Please retype the records below exactly, leaving out any pictures.

Entries with figure data:
========================
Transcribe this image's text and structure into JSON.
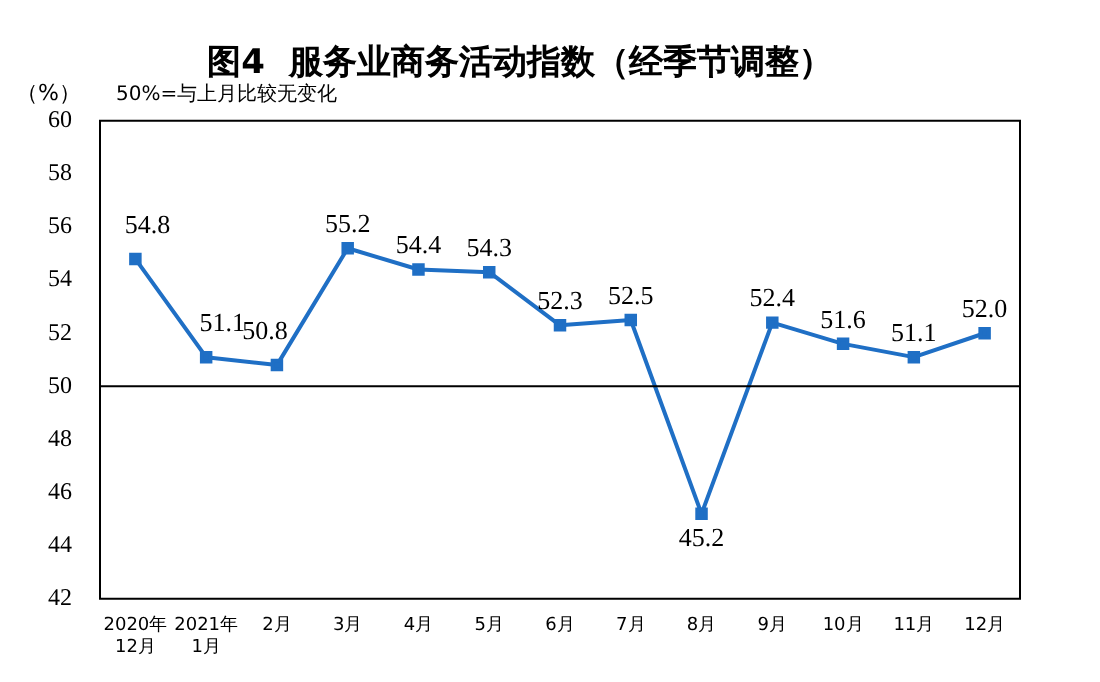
{
  "chart_data": {
    "type": "line",
    "title": "图4  服务业商务活动指数（经季节调整）",
    "ylabel": "（%）",
    "annotations": [
      "50%=与上月比较无变化"
    ],
    "categories": [
      "2020年\n12月",
      "2021年\n1月",
      "2月",
      "3月",
      "4月",
      "5月",
      "6月",
      "7月",
      "8月",
      "9月",
      "10月",
      "11月",
      "12月"
    ],
    "series": [
      {
        "color": "#1f6fc5",
        "values": [
          54.8,
          51.1,
          50.8,
          55.2,
          54.4,
          54.3,
          52.3,
          52.5,
          45.2,
          52.4,
          51.6,
          51.1,
          52.0
        ],
        "value_labels": [
          "54.8",
          "51.1",
          "50.8",
          "55.2",
          "54.4",
          "54.3",
          "52.3",
          "52.5",
          "45.2",
          "52.4",
          "51.6",
          "51.1",
          "52.0"
        ]
      }
    ],
    "ylim": [
      42,
      60
    ],
    "yticks": [
      42,
      44,
      46,
      48,
      50,
      52,
      54,
      56,
      58,
      60
    ],
    "ref_lines": [
      {
        "axis": "y",
        "value": 50,
        "color": "#000000"
      }
    ],
    "marker": "square",
    "line_style": "solid",
    "grid": false,
    "legend": false
  }
}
========================
*Solution to the exercise*.
Transcribe this image's text and structure into JSON.
{
  "chart_data": {
    "type": "line",
    "title": "图4  服务业商务活动指数（经季节调整）",
    "ylabel": "（%）",
    "annotations": [
      "50%=与上月比较无变化"
    ],
    "categories": [
      "2020年\n12月",
      "2021年\n1月",
      "2月",
      "3月",
      "4月",
      "5月",
      "6月",
      "7月",
      "8月",
      "9月",
      "10月",
      "11月",
      "12月"
    ],
    "series": [
      {
        "color": "#1f6fc5",
        "values": [
          54.8,
          51.1,
          50.8,
          55.2,
          54.4,
          54.3,
          52.3,
          52.5,
          45.2,
          52.4,
          51.6,
          51.1,
          52.0
        ],
        "value_labels": [
          "54.8",
          "51.1",
          "50.8",
          "55.2",
          "54.4",
          "54.3",
          "52.3",
          "52.5",
          "45.2",
          "52.4",
          "51.6",
          "51.1",
          "52.0"
        ]
      }
    ],
    "ylim": [
      42,
      60
    ],
    "yticks": [
      42,
      44,
      46,
      48,
      50,
      52,
      54,
      56,
      58,
      60
    ],
    "ref_lines": [
      {
        "axis": "y",
        "value": 50,
        "color": "#000000"
      }
    ],
    "marker": "square",
    "line_style": "solid",
    "grid": false,
    "legend": false
  }
}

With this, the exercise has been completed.